(Task description)
Where does the string "ELODIE" appear in the records? Copy every line that contains it.
— start —
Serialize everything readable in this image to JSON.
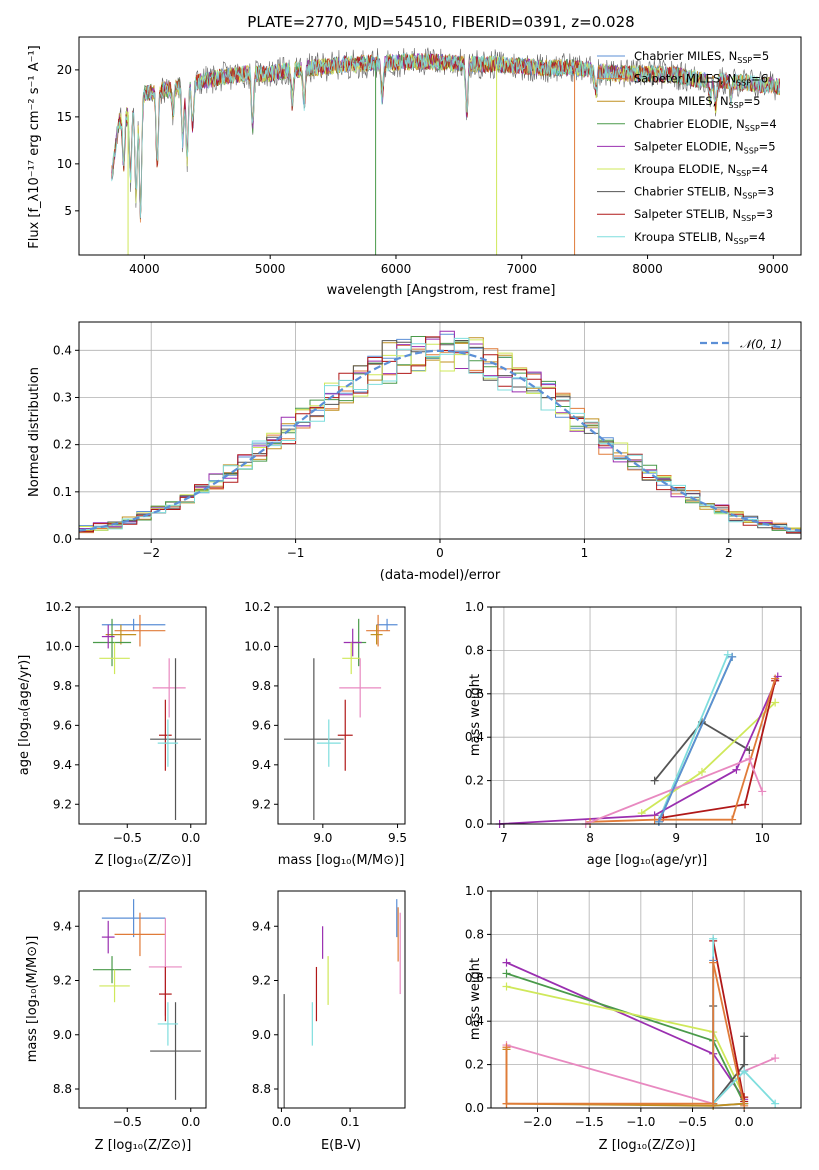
{
  "page_title": "PLATE=2770, MJD=54510, FIBERID=0391, z=0.028",
  "colors": [
    "#5b8fd6",
    "#e07b39",
    "#c09020",
    "#4a9a4a",
    "#9a2fb0",
    "#cfe85a",
    "#555555",
    "#b01818",
    "#7fdede"
  ],
  "chart_data": [
    {
      "id": "spectrum",
      "type": "line",
      "title": "PLATE=2770, MJD=54510, FIBERID=0391, z=0.028",
      "xlabel": "wavelength [Angstrom, rest frame]",
      "ylabel": "Flux [f_λ10⁻¹⁷ erg cm⁻² s⁻¹ A⁻¹]",
      "xlim": [
        3480,
        9220
      ],
      "ylim": [
        0.3,
        23.5
      ],
      "xticks": [
        4000,
        5000,
        6000,
        7000,
        8000,
        9000
      ],
      "yticks": [
        5,
        10,
        15,
        20
      ],
      "legend_position": "upper-right",
      "legend": [
        "Chabrier MILES, N_SSP=5",
        "Salpeter MILES, N_SSP=6",
        "Kroupa MILES, N_SSP=5",
        "Chabrier ELODIE, N_SSP=4",
        "Salpeter ELODIE, N_SSP=5",
        "Kroupa ELODIE, N_SSP=4",
        "Chabrier STELIB, N_SSP=3",
        "Salpeter STELIB, N_SSP=3",
        "Kroupa STELIB, N_SSP=4"
      ],
      "continuum": [
        [
          3740,
          9.0
        ],
        [
          3800,
          14.5
        ],
        [
          3900,
          16.0
        ],
        [
          4000,
          17.5
        ],
        [
          4200,
          18.0
        ],
        [
          4400,
          18.6
        ],
        [
          4600,
          19.2
        ],
        [
          4800,
          19.6
        ],
        [
          5000,
          19.6
        ],
        [
          5200,
          20.0
        ],
        [
          5400,
          20.3
        ],
        [
          5600,
          20.6
        ],
        [
          5800,
          20.7
        ],
        [
          6000,
          20.8
        ],
        [
          6200,
          20.9
        ],
        [
          6400,
          20.8
        ],
        [
          6600,
          20.6
        ],
        [
          6800,
          20.6
        ],
        [
          7000,
          20.4
        ],
        [
          7200,
          20.2
        ],
        [
          7400,
          20.3
        ],
        [
          7600,
          19.8
        ],
        [
          7800,
          19.6
        ],
        [
          8000,
          19.6
        ],
        [
          8200,
          19.5
        ],
        [
          8400,
          19.0
        ],
        [
          8600,
          18.8
        ],
        [
          8800,
          18.6
        ],
        [
          9000,
          18.3
        ],
        [
          9050,
          18.2
        ]
      ],
      "absorption": [
        [
          3835,
          10.0
        ],
        [
          3889,
          8.5
        ],
        [
          3934,
          6.5
        ],
        [
          3969,
          4.3
        ],
        [
          4102,
          9.8
        ],
        [
          4227,
          15.5
        ],
        [
          4305,
          12.5
        ],
        [
          4340,
          10.5
        ],
        [
          4384,
          14.0
        ],
        [
          4861,
          14.0
        ],
        [
          5175,
          16.5
        ],
        [
          5270,
          16.5
        ],
        [
          5890,
          17.0
        ],
        [
          6563,
          15.5
        ],
        [
          7590,
          17.5
        ],
        [
          8498,
          17.0
        ],
        [
          8542,
          16.0
        ],
        [
          8662,
          17.0
        ]
      ],
      "drops": [
        [
          3870,
          0.3,
          "#cfe85a"
        ],
        [
          5838,
          0.3,
          "#4a9a4a"
        ],
        [
          6800,
          0.3,
          "#cfe85a"
        ],
        [
          7420,
          0.3,
          "#e07b39"
        ]
      ]
    },
    {
      "id": "residuals",
      "type": "histogram",
      "xlabel": "(data-model)/error",
      "ylabel": "Normed distribution",
      "xlim": [
        -2.5,
        2.5
      ],
      "ylim": [
        0,
        0.46
      ],
      "xticks": [
        -2,
        -1,
        0,
        1,
        2
      ],
      "yticks": [
        0.0,
        0.1,
        0.2,
        0.3,
        0.4
      ],
      "reference_curve": "𝒩(0, 1)",
      "legend_position": "upper-right",
      "bin_width": 0.1
    },
    {
      "id": "age-vs-Z",
      "type": "errorbar",
      "xlabel": "Z [log₁₀(Z/Z⊙)]",
      "ylabel": "age  [log₁₀(age/yr)]",
      "xlim": [
        -0.88,
        0.12
      ],
      "ylim": [
        9.1,
        10.2
      ],
      "xticks": [
        -0.5,
        0.0
      ],
      "yticks": [
        9.2,
        9.4,
        9.6,
        9.8,
        10.0,
        10.2
      ],
      "points": [
        {
          "x": -0.45,
          "y": 10.11,
          "xerr": 0.25,
          "yerr": 0.03
        },
        {
          "x": -0.4,
          "y": 10.08,
          "xerr": 0.2,
          "yerr": 0.08
        },
        {
          "x": -0.55,
          "y": 10.06,
          "xerr": 0.12,
          "yerr": 0.05
        },
        {
          "x": -0.62,
          "y": 10.02,
          "xerr": 0.15,
          "yerr": 0.12
        },
        {
          "x": -0.65,
          "y": 10.05,
          "xerr": 0.05,
          "yerr": 0.06
        },
        {
          "x": -0.6,
          "y": 9.94,
          "xerr": 0.12,
          "yerr": 0.08
        },
        {
          "x": -0.17,
          "y": 9.79,
          "xerr": 0.13,
          "yerr": 0.15
        },
        {
          "x": -0.2,
          "y": 9.55,
          "xerr": 0.05,
          "yerr": 0.18
        },
        {
          "x": -0.12,
          "y": 9.53,
          "xerr": 0.2,
          "yerr": 0.41
        },
        {
          "x": -0.18,
          "y": 9.51,
          "xerr": 0.08,
          "yerr": 0.12
        }
      ]
    },
    {
      "id": "age-vs-mass",
      "type": "errorbar",
      "xlabel": "mass [log₁₀(M/M⊙)]",
      "xlim": [
        8.7,
        9.55
      ],
      "ylim": [
        9.1,
        10.2
      ],
      "xticks": [
        9.0,
        9.5
      ],
      "yticks": [
        9.2,
        9.4,
        9.6,
        9.8,
        10.0,
        10.2
      ],
      "points": [
        {
          "x": 9.43,
          "y": 10.11,
          "xerr": 0.07,
          "yerr": 0.03
        },
        {
          "x": 9.37,
          "y": 10.08,
          "xerr": 0.08,
          "yerr": 0.08
        },
        {
          "x": 9.36,
          "y": 10.06,
          "xerr": 0.04,
          "yerr": 0.05
        },
        {
          "x": 9.24,
          "y": 10.02,
          "xerr": 0.05,
          "yerr": 0.12
        },
        {
          "x": 9.2,
          "y": 10.02,
          "xerr": 0.06,
          "yerr": 0.07
        },
        {
          "x": 9.19,
          "y": 9.94,
          "xerr": 0.06,
          "yerr": 0.08
        },
        {
          "x": 9.25,
          "y": 9.79,
          "xerr": 0.14,
          "yerr": 0.15
        },
        {
          "x": 9.15,
          "y": 9.55,
          "xerr": 0.05,
          "yerr": 0.18
        },
        {
          "x": 8.94,
          "y": 9.53,
          "xerr": 0.2,
          "yerr": 0.41
        },
        {
          "x": 9.04,
          "y": 9.51,
          "xerr": 0.08,
          "yerr": 0.12
        }
      ]
    },
    {
      "id": "weight-vs-age",
      "type": "line",
      "xlabel": "age  [log₁₀(age/yr)]",
      "ylabel": "mass weight",
      "xlim": [
        6.85,
        10.45
      ],
      "ylim": [
        0,
        1
      ],
      "xticks": [
        7,
        8,
        9,
        10
      ],
      "yticks": [
        0.0,
        0.2,
        0.4,
        0.6,
        0.8,
        1.0
      ],
      "series": [
        {
          "color": "#555555",
          "x": [
            8.75,
            9.3,
            9.85
          ],
          "y": [
            0.2,
            0.47,
            0.34
          ]
        },
        {
          "color": "#7fdede",
          "x": [
            8.8,
            9.6
          ],
          "y": [
            0.02,
            0.78
          ]
        },
        {
          "color": "#4a9a4a",
          "x": [
            8.8,
            9.65
          ],
          "y": [
            0.01,
            0.77
          ]
        },
        {
          "color": "#cfe85a",
          "x": [
            8.6,
            9.3,
            10.15
          ],
          "y": [
            0.05,
            0.24,
            0.56
          ]
        },
        {
          "color": "#9a2fb0",
          "x": [
            6.95,
            8.75,
            9.7,
            10.18
          ],
          "y": [
            0.0,
            0.04,
            0.25,
            0.68
          ]
        },
        {
          "color": "#b01818",
          "x": [
            8.85,
            9.8,
            10.15
          ],
          "y": [
            0.03,
            0.09,
            0.66
          ]
        },
        {
          "color": "#e07b39",
          "x": [
            8.0,
            8.75,
            9.65,
            10.15
          ],
          "y": [
            0.01,
            0.02,
            0.02,
            0.67
          ]
        },
        {
          "color": "#e889c0",
          "x": [
            7.95,
            9.85,
            10.0
          ],
          "y": [
            0.0,
            0.3,
            0.15
          ]
        },
        {
          "color": "#5b8fd6",
          "x": [
            8.8,
            9.65
          ],
          "y": [
            0.01,
            0.77
          ]
        }
      ]
    },
    {
      "id": "mass-vs-Z",
      "type": "errorbar",
      "xlabel": "Z [log₁₀(Z/Z⊙)]",
      "ylabel": "mass [log₁₀(M/M⊙)]",
      "xlim": [
        -0.88,
        0.12
      ],
      "ylim": [
        8.73,
        9.53
      ],
      "xticks": [
        -0.5,
        0.0
      ],
      "yticks": [
        8.8,
        9.0,
        9.2,
        9.4
      ],
      "points": [
        {
          "x": -0.45,
          "y": 9.43,
          "xerr": 0.25,
          "yerr": 0.07
        },
        {
          "x": -0.4,
          "y": 9.37,
          "xerr": 0.2,
          "yerr": 0.08
        },
        {
          "x": -0.62,
          "y": 9.24,
          "xerr": 0.15,
          "yerr": 0.05
        },
        {
          "x": -0.65,
          "y": 9.36,
          "xerr": 0.05,
          "yerr": 0.06
        },
        {
          "x": -0.6,
          "y": 9.18,
          "xerr": 0.12,
          "yerr": 0.06
        },
        {
          "x": -0.2,
          "y": 9.25,
          "xerr": 0.13,
          "yerr": 0.18
        },
        {
          "x": -0.2,
          "y": 9.15,
          "xerr": 0.05,
          "yerr": 0.1
        },
        {
          "x": -0.12,
          "y": 8.94,
          "xerr": 0.2,
          "yerr": 0.18
        },
        {
          "x": -0.18,
          "y": 9.04,
          "xerr": 0.08,
          "yerr": 0.08
        }
      ]
    },
    {
      "id": "mass-vs-EBV",
      "type": "errorbar",
      "xlabel": "E(B-V)",
      "xlim": [
        -0.005,
        0.18
      ],
      "ylim": [
        8.73,
        9.53
      ],
      "xticks": [
        0.0,
        0.1
      ],
      "yticks": [
        8.8,
        9.0,
        9.2,
        9.4
      ],
      "points": [
        {
          "x": 0.004,
          "y": 8.94,
          "yerr": 0.21
        },
        {
          "x": 0.045,
          "y": 9.04,
          "yerr": 0.08
        },
        {
          "x": 0.051,
          "y": 9.15,
          "yerr": 0.1
        },
        {
          "x": 0.06,
          "y": 9.34,
          "yerr": 0.06
        },
        {
          "x": 0.068,
          "y": 9.2,
          "yerr": 0.09
        },
        {
          "x": 0.168,
          "y": 9.43,
          "yerr": 0.07
        },
        {
          "x": 0.17,
          "y": 9.37,
          "yerr": 0.1
        },
        {
          "x": 0.173,
          "y": 9.3,
          "yerr": 0.15
        }
      ]
    },
    {
      "id": "weight-vs-Z",
      "type": "line",
      "xlabel": "Z [log₁₀(Z/Z⊙)]",
      "ylabel": "mass weight",
      "xlim": [
        -2.45,
        0.55
      ],
      "ylim": [
        0,
        1
      ],
      "xticks": [
        -2.0,
        -1.5,
        -1.0,
        -0.5,
        0.0
      ],
      "yticks": [
        0.0,
        0.2,
        0.4,
        0.6,
        0.8,
        1.0
      ],
      "series": [
        {
          "color": "#9a2fb0",
          "x": [
            -2.3,
            -0.3,
            0.0
          ],
          "y": [
            0.67,
            0.25,
            0.04
          ]
        },
        {
          "color": "#4a9a4a",
          "x": [
            -2.3,
            -0.3,
            0.0
          ],
          "y": [
            0.62,
            0.31,
            0.02
          ]
        },
        {
          "color": "#cfe85a",
          "x": [
            -2.3,
            -0.3,
            0.0
          ],
          "y": [
            0.56,
            0.35,
            0.05
          ]
        },
        {
          "color": "#e889c0",
          "x": [
            -2.3,
            -0.3,
            0.0,
            0.3
          ],
          "y": [
            0.29,
            0.02,
            0.17,
            0.23
          ]
        },
        {
          "color": "#555555",
          "x": [
            -0.3,
            -0.3,
            0.0,
            0.0
          ],
          "y": [
            0.47,
            0.02,
            0.2,
            0.33
          ]
        },
        {
          "color": "#b01818",
          "x": [
            -0.3,
            0.0,
            0.0
          ],
          "y": [
            0.77,
            0.03,
            0.05
          ]
        },
        {
          "color": "#7fdede",
          "x": [
            -0.3,
            -0.3,
            0.0,
            0.3
          ],
          "y": [
            0.78,
            0.02,
            0.17,
            0.02
          ]
        },
        {
          "color": "#5b8fd6",
          "x": [
            -0.3,
            -0.3,
            0.0
          ],
          "y": [
            0.68,
            0.01,
            0.02
          ]
        },
        {
          "color": "#c09020",
          "x": [
            -2.3,
            -2.3,
            -0.3,
            0.0
          ],
          "y": [
            0.27,
            0.02,
            0.01,
            0.02
          ]
        },
        {
          "color": "#e07b39",
          "x": [
            -2.3,
            -2.3,
            -0.3,
            -0.3,
            0.0
          ],
          "y": [
            0.28,
            0.02,
            0.02,
            0.67,
            0.01
          ]
        }
      ]
    }
  ]
}
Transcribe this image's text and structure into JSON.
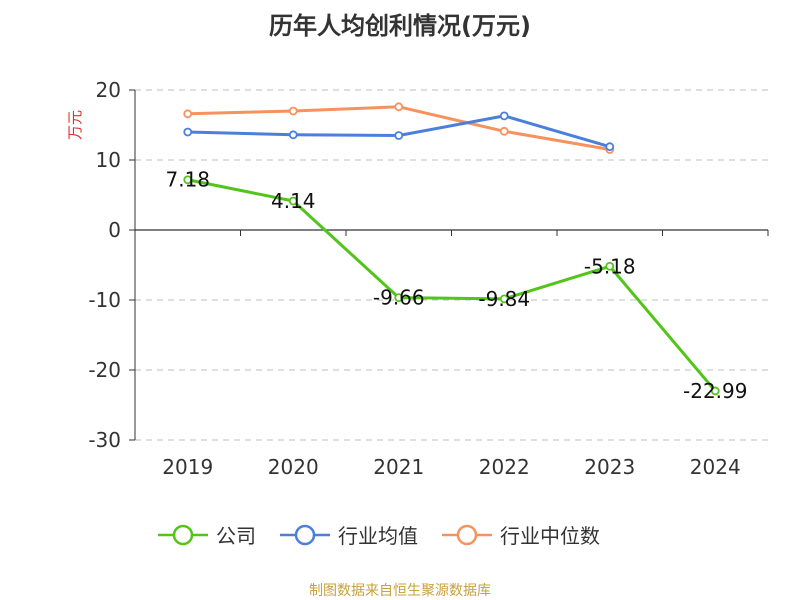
— end —
(Right answer)
        "Chabrier ELODIE, N_SSP=4",
        "Salpeter ELODIE, N_SSP=5",
        "Kroupa ELODIE, N_SSP=4",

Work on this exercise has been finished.